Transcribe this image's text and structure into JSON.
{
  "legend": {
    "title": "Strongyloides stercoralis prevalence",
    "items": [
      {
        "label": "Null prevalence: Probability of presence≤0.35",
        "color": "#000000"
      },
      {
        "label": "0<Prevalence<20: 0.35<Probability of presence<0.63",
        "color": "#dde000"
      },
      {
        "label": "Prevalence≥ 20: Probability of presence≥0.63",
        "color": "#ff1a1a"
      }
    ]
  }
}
* * *
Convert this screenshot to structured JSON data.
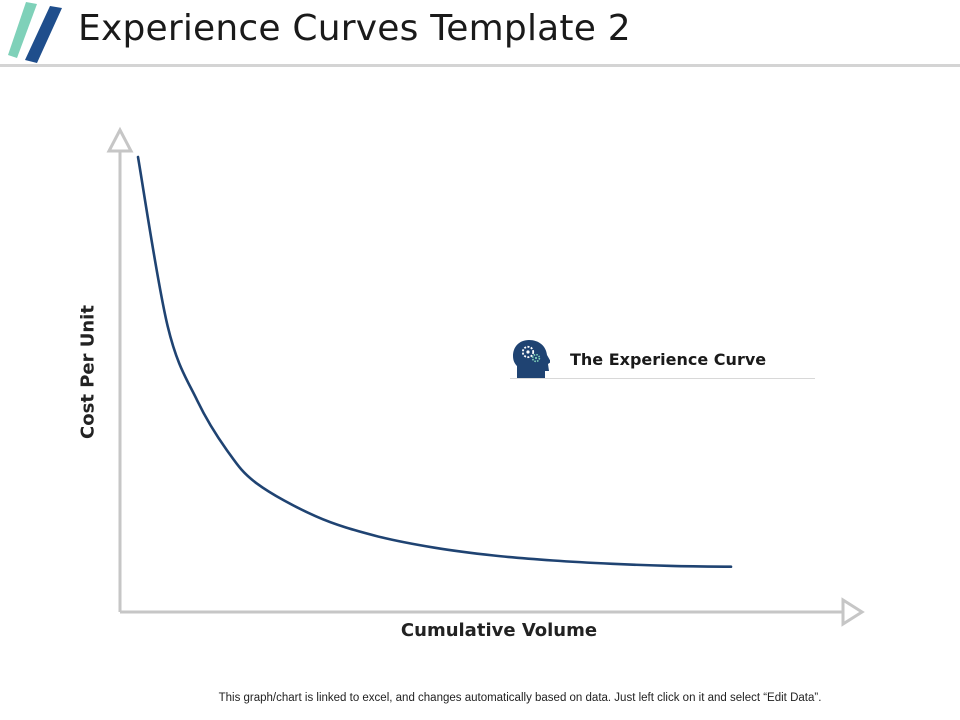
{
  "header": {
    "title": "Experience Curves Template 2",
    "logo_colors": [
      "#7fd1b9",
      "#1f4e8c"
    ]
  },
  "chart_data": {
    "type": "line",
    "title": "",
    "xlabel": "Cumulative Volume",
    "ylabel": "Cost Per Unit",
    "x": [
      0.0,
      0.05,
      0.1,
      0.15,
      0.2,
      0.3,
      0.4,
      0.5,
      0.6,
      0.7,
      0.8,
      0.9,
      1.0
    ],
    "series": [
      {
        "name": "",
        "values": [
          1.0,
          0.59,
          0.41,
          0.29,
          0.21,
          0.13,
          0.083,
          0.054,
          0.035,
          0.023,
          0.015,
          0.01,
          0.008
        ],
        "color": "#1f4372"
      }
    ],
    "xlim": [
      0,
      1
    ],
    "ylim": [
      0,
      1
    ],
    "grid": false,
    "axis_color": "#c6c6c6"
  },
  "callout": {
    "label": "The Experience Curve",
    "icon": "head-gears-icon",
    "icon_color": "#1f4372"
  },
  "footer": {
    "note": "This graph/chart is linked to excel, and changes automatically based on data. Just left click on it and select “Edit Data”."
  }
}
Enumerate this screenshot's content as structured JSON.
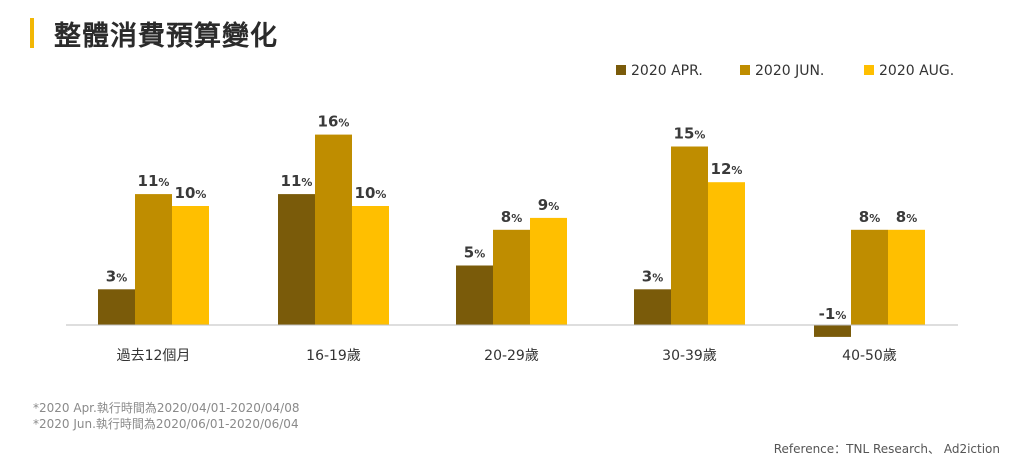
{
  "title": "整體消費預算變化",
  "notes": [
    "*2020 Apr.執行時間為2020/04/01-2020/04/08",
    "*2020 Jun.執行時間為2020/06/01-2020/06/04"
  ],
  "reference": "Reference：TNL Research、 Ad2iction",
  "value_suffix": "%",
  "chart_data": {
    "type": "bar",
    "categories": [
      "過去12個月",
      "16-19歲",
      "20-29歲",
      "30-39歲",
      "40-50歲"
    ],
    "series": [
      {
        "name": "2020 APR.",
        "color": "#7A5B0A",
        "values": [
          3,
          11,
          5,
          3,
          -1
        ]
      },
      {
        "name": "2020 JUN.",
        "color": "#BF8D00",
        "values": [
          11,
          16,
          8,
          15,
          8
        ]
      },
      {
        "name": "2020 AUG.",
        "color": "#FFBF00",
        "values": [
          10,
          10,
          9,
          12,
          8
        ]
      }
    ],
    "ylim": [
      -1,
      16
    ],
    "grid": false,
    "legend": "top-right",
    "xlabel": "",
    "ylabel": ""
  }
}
==
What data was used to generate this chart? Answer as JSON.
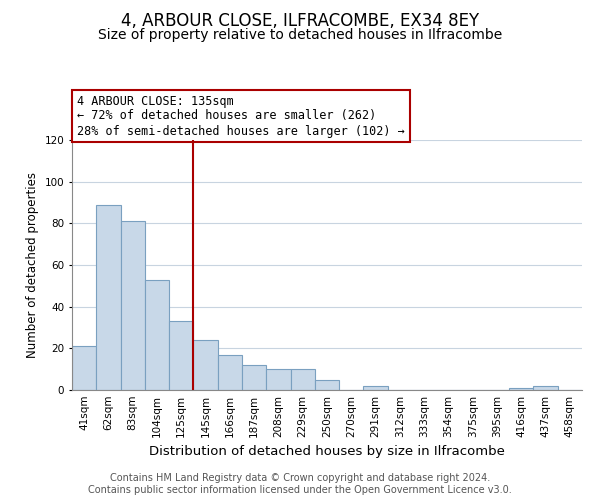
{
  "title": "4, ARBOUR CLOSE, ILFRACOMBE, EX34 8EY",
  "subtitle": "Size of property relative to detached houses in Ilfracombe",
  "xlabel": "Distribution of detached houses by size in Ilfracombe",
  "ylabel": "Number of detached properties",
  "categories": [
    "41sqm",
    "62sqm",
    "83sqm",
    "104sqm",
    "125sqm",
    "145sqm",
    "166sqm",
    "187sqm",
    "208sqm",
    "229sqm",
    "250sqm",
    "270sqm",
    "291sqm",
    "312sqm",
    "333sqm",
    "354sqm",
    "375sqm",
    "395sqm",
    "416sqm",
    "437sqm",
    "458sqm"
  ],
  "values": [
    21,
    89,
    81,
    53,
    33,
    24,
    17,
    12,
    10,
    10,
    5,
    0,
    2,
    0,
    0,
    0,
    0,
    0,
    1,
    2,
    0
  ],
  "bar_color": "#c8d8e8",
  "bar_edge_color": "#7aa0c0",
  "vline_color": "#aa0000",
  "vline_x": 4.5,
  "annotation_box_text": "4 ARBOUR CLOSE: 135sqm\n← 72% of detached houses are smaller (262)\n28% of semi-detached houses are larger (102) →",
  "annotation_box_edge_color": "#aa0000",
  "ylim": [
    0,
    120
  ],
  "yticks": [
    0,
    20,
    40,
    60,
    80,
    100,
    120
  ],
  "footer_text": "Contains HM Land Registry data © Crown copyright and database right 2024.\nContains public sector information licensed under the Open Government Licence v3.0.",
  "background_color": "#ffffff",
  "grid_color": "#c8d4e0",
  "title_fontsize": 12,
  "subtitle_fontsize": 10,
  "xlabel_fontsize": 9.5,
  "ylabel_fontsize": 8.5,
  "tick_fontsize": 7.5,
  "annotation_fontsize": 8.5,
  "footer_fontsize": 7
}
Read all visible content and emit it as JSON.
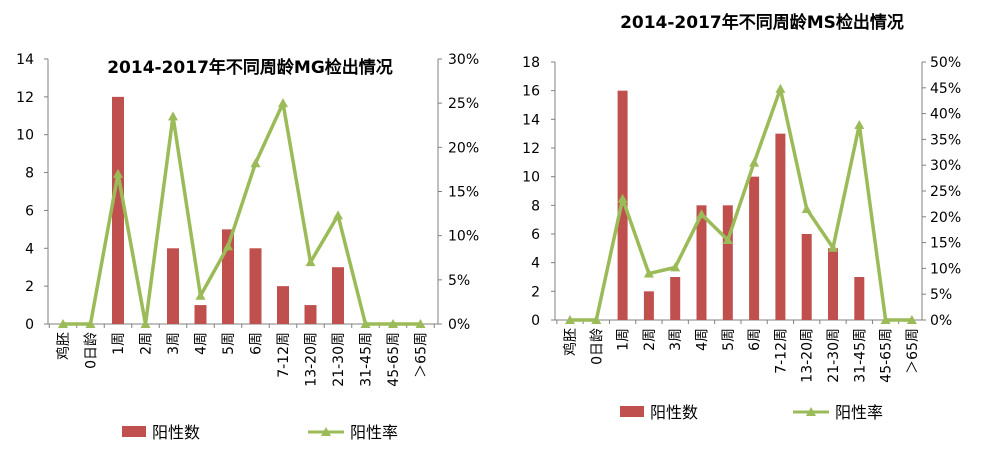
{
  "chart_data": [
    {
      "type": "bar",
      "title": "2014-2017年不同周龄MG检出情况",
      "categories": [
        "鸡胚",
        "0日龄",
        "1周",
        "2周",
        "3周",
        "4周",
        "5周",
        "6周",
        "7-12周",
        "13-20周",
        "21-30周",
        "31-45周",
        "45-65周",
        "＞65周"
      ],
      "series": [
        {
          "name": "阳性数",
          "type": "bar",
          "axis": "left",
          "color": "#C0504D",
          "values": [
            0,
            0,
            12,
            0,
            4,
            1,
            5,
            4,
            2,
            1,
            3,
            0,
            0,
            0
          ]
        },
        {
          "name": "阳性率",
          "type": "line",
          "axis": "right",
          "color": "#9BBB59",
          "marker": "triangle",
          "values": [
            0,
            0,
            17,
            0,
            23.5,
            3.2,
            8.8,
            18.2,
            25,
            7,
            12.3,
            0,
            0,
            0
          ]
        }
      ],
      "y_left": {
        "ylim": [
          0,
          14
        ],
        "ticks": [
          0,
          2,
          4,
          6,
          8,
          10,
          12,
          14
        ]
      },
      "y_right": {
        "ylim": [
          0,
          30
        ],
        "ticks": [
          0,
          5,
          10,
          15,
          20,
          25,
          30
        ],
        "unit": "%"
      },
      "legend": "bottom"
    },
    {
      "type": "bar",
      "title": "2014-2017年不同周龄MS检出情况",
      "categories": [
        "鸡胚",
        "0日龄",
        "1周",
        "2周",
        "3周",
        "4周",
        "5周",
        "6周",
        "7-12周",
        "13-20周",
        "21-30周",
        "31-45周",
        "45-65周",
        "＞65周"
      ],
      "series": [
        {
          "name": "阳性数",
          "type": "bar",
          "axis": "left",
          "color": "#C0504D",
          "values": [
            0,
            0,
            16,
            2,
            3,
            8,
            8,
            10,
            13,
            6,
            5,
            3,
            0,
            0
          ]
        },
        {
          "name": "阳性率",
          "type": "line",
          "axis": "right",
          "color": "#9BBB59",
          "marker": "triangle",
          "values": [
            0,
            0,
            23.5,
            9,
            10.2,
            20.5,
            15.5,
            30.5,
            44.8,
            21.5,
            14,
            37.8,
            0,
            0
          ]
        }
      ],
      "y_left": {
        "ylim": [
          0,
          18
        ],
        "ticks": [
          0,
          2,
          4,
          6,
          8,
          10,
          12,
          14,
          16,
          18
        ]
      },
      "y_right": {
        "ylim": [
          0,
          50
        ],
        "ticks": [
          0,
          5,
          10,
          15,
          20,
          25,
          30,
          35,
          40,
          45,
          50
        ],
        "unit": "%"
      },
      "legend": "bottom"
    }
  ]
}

Goal> Wherever the string "content" appears in the entries above, list that line.

Completed exercise>
Enumerate this screenshot's content as structured JSON.
Read all visible content and emit it as JSON.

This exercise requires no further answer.